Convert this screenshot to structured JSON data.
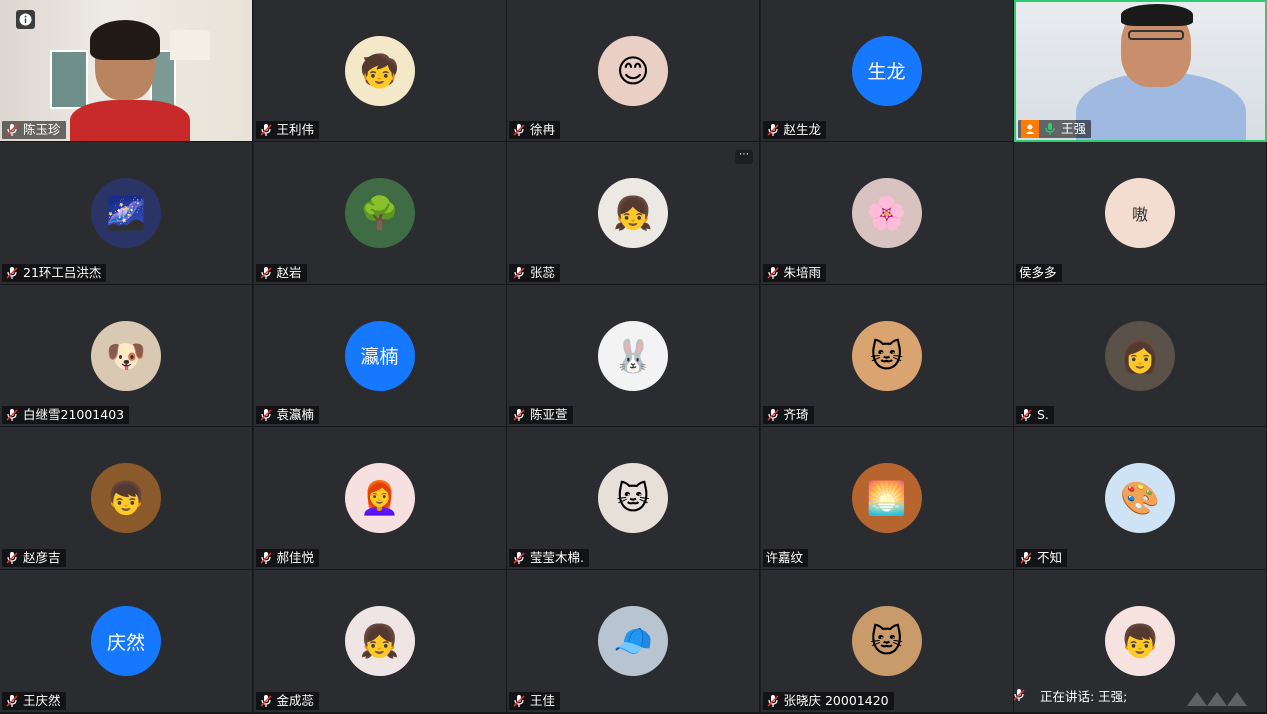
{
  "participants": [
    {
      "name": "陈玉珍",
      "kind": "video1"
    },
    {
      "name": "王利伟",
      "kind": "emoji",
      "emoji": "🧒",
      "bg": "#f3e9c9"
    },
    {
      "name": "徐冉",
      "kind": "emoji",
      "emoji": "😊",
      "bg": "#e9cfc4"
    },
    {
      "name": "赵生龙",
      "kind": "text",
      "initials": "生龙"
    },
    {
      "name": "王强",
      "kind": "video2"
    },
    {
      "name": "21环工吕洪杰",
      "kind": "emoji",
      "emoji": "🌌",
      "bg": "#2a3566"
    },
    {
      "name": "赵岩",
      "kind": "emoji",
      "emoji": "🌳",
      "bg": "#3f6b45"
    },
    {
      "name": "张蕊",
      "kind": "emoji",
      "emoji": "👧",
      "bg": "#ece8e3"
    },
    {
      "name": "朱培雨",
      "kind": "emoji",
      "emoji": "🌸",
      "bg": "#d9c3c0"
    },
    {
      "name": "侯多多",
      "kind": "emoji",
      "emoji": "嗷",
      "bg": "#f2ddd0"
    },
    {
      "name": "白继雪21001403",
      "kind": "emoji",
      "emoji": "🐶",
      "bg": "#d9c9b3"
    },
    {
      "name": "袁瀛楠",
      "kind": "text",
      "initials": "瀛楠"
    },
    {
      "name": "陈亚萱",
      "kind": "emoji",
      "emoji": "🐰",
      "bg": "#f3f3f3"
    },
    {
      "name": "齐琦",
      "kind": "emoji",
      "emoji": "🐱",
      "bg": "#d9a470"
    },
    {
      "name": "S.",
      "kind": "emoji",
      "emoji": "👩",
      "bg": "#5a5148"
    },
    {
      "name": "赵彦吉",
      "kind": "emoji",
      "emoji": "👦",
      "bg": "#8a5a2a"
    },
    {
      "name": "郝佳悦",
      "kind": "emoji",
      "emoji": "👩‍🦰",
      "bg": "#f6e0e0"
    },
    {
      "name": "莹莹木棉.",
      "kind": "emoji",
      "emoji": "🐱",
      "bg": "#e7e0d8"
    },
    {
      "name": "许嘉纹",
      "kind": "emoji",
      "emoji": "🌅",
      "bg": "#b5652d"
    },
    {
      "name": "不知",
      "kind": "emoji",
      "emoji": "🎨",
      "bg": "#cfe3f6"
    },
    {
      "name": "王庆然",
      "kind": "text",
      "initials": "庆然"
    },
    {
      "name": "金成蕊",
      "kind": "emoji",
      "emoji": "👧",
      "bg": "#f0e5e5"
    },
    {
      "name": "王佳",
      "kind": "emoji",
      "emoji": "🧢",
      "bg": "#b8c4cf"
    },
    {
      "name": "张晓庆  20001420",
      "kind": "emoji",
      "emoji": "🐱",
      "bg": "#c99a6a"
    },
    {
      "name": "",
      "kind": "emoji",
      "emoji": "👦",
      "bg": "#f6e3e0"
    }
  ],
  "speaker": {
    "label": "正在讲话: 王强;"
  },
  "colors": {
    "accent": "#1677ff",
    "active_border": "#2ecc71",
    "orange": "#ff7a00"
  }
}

▬▬▬▬▬▬

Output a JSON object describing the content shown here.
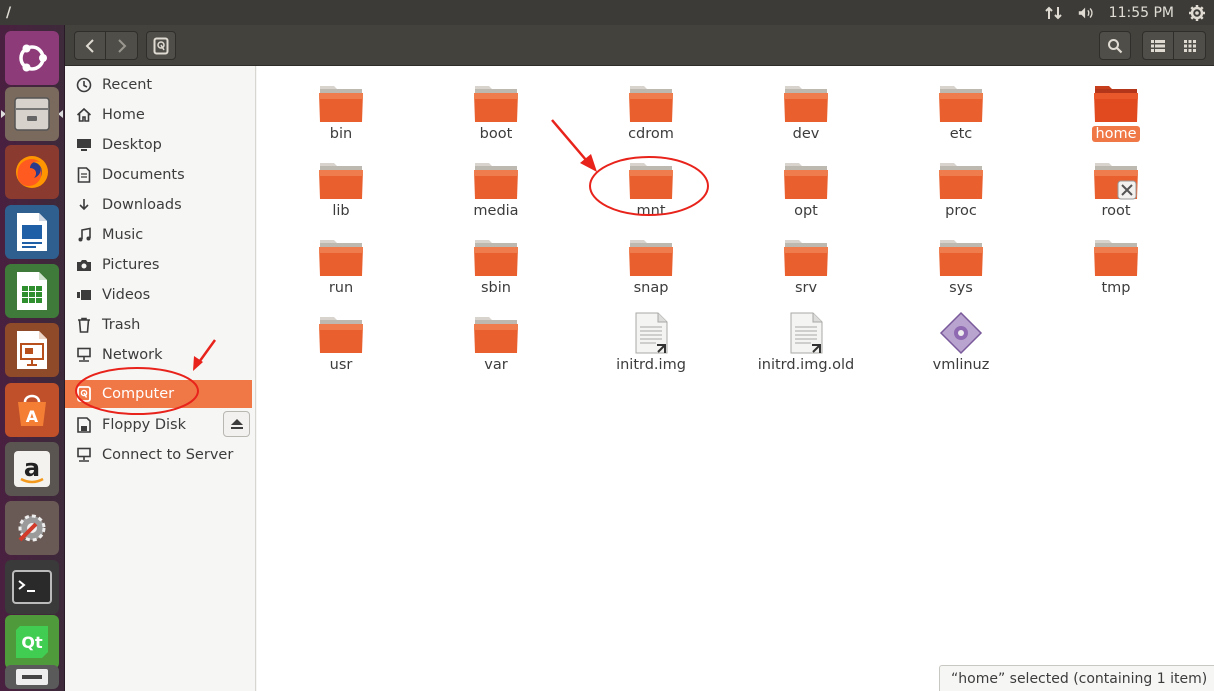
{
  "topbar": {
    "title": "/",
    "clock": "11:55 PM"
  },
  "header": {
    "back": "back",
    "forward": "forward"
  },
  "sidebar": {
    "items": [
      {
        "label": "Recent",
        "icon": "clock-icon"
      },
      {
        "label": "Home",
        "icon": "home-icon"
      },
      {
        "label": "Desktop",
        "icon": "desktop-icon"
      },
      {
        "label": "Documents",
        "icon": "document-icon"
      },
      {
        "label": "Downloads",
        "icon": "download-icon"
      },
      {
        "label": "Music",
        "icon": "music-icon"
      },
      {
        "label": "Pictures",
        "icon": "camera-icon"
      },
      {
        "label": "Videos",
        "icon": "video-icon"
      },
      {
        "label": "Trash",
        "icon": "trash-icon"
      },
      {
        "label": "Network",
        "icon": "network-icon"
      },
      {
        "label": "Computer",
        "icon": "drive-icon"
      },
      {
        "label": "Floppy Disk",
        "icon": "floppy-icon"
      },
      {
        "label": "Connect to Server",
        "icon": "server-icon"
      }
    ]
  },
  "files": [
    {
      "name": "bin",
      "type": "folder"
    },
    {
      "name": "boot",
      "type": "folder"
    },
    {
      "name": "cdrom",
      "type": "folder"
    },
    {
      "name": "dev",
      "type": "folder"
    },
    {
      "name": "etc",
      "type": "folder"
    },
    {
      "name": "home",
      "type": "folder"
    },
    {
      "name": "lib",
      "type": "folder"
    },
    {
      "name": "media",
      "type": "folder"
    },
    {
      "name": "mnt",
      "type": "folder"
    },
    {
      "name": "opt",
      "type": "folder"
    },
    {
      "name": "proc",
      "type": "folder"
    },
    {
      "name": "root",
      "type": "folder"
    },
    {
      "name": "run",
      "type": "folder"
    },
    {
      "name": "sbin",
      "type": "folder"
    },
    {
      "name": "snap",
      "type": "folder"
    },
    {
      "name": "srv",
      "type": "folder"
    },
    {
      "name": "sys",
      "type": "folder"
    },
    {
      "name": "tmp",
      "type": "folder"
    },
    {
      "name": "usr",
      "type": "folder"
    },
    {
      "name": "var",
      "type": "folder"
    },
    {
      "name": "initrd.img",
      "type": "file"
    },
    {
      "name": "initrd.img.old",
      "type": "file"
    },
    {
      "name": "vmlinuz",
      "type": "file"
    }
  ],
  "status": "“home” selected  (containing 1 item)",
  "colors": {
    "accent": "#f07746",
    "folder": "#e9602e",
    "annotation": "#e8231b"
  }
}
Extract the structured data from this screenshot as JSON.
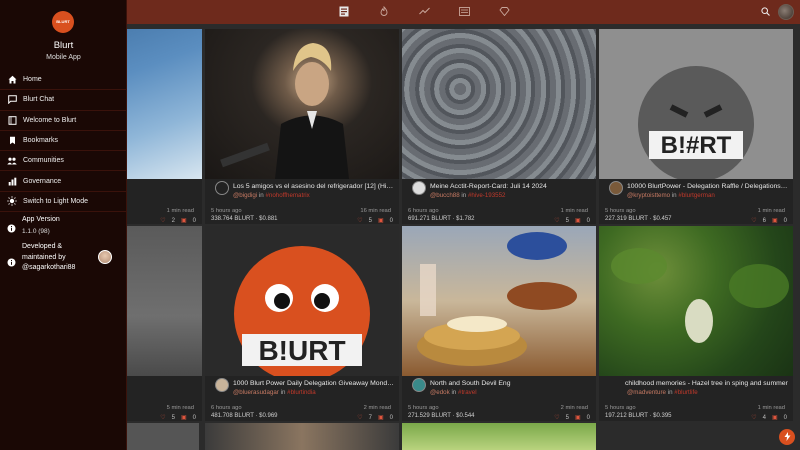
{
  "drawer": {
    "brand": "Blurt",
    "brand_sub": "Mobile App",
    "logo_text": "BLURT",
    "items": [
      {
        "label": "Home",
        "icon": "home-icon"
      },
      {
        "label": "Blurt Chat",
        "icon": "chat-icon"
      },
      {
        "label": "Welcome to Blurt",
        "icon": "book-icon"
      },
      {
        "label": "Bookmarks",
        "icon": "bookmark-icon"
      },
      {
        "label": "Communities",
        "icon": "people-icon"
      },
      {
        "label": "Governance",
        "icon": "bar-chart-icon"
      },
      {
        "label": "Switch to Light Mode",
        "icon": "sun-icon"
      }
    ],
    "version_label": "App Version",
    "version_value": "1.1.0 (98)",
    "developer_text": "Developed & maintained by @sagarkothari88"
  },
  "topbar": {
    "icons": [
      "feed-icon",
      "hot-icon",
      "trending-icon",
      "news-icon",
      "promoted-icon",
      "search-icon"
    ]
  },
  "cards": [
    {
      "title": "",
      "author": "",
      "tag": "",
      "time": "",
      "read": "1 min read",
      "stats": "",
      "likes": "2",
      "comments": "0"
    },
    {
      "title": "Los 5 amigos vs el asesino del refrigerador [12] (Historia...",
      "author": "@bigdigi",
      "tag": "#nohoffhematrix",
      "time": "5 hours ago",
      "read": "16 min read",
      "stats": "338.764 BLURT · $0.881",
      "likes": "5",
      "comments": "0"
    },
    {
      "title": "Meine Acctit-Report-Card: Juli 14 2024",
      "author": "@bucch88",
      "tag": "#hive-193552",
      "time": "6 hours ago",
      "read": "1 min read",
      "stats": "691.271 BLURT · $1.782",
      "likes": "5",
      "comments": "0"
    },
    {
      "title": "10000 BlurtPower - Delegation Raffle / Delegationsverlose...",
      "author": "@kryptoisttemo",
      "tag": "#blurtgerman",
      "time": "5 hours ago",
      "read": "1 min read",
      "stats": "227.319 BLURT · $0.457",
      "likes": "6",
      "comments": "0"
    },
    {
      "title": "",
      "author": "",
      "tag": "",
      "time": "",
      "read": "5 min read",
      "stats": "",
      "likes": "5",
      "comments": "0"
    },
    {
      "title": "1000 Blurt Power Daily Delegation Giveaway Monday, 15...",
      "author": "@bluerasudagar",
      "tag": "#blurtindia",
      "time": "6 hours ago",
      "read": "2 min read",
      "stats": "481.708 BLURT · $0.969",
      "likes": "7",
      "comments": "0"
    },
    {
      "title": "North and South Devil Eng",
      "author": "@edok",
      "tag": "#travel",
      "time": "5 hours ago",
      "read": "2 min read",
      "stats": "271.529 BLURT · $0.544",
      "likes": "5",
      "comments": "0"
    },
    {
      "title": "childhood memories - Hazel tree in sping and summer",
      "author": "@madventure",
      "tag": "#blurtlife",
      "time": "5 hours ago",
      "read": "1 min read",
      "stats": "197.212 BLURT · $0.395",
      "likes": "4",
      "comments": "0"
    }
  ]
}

▬▬▬▬▬▬

DIRECTIONS FOR THIS TASK:
In the material above, find each line that contains the word "author", and select it.

REPLY TO THE TASK:
      "author": "",
      "author": "@bigdigi",
      "author": "@bucch88",
      "author": "@kryptoisttemo",
      "author": "",
      "author": "@bluerasudagar",
      "author": "@edok",
      "author": "@madventure",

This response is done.